Task goal: Your task is to return the span of lines beginning at the one with "What's the underlying" and ending at the last line of the data, exactly as it stands.

(Dataset excerpt)
╔══
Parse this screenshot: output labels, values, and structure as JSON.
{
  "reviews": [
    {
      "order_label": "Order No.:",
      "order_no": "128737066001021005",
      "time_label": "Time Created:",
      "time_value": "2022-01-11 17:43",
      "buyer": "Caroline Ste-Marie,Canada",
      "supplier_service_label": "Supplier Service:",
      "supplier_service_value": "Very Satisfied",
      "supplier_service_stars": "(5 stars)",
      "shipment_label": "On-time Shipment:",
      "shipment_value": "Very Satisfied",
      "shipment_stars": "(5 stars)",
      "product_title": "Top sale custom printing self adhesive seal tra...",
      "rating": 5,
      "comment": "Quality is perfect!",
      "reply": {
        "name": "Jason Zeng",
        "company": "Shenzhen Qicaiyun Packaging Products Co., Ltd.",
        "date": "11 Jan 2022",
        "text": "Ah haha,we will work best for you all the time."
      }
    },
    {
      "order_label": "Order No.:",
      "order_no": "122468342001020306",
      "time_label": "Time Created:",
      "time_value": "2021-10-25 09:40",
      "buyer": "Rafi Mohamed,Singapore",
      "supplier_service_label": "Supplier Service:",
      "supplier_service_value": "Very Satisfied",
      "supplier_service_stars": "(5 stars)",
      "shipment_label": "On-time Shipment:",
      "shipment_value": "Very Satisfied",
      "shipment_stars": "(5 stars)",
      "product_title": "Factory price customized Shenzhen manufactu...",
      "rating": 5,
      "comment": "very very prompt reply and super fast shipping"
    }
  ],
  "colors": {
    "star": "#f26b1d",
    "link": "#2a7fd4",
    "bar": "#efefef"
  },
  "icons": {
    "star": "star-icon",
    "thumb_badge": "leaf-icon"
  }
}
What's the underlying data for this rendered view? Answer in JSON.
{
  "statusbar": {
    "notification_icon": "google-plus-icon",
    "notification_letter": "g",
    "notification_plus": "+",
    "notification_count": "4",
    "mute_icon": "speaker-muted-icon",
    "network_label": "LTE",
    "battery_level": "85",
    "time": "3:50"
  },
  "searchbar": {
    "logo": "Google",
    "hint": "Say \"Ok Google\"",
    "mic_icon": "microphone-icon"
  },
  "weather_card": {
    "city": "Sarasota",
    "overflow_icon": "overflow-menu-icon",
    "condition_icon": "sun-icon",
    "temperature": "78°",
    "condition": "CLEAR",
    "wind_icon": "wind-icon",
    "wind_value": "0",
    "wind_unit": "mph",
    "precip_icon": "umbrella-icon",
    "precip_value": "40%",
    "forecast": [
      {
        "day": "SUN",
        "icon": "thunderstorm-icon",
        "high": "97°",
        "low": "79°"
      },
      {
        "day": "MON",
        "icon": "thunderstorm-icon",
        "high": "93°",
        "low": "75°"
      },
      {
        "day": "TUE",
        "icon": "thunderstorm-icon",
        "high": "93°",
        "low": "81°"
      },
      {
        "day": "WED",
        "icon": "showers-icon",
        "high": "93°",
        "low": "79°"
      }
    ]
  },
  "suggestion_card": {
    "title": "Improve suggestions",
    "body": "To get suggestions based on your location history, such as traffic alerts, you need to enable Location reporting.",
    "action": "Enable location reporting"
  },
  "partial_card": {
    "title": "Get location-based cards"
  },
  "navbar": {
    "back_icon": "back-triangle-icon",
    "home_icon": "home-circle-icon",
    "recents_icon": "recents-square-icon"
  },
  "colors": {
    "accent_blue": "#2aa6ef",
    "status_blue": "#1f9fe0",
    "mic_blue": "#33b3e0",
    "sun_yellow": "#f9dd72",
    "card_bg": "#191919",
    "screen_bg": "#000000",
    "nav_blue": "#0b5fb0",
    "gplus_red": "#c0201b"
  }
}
╚══
Full solution:
What's the underlying data for this rendered view? Answer in JSON.
{
  "statusbar": {
    "notification_icon": "google-plus-icon",
    "notification_letter": "g",
    "notification_plus": "+",
    "notification_count": "4",
    "mute_icon": "speaker-muted-icon",
    "network_label": "LTE",
    "battery_level": "85",
    "time": "3:50"
  },
  "searchbar": {
    "logo": "Google",
    "hint": "Say \"Ok Google\"",
    "mic_icon": "microphone-icon"
  },
  "weather_card": {
    "city": "Sarasota",
    "overflow_icon": "overflow-menu-icon",
    "condition_icon": "sun-icon",
    "temperature": "78°",
    "condition": "CLEAR",
    "wind_icon": "wind-icon",
    "wind_value": "0",
    "wind_unit": "mph",
    "precip_icon": "umbrella-icon",
    "precip_value": "40%",
    "forecast": [
      {
        "day": "SUN",
        "icon": "thunderstorm-icon",
        "high": "97°",
        "low": "79°"
      },
      {
        "day": "MON",
        "icon": "thunderstorm-icon",
        "high": "93°",
        "low": "75°"
      },
      {
        "day": "TUE",
        "icon": "thunderstorm-icon",
        "high": "93°",
        "low": "81°"
      },
      {
        "day": "WED",
        "icon": "showers-icon",
        "high": "93°",
        "low": "79°"
      }
    ]
  },
  "suggestion_card": {
    "title": "Improve suggestions",
    "body": "To get suggestions based on your location history, such as traffic alerts, you need to enable Location reporting.",
    "action": "Enable location reporting"
  },
  "partial_card": {
    "title": "Get location-based cards"
  },
  "navbar": {
    "back_icon": "back-triangle-icon",
    "home_icon": "home-circle-icon",
    "recents_icon": "recents-square-icon"
  },
  "colors": {
    "accent_blue": "#2aa6ef",
    "status_blue": "#1f9fe0",
    "mic_blue": "#33b3e0",
    "sun_yellow": "#f9dd72",
    "card_bg": "#191919",
    "screen_bg": "#000000",
    "nav_blue": "#0b5fb0",
    "gplus_red": "#c0201b"
  }
}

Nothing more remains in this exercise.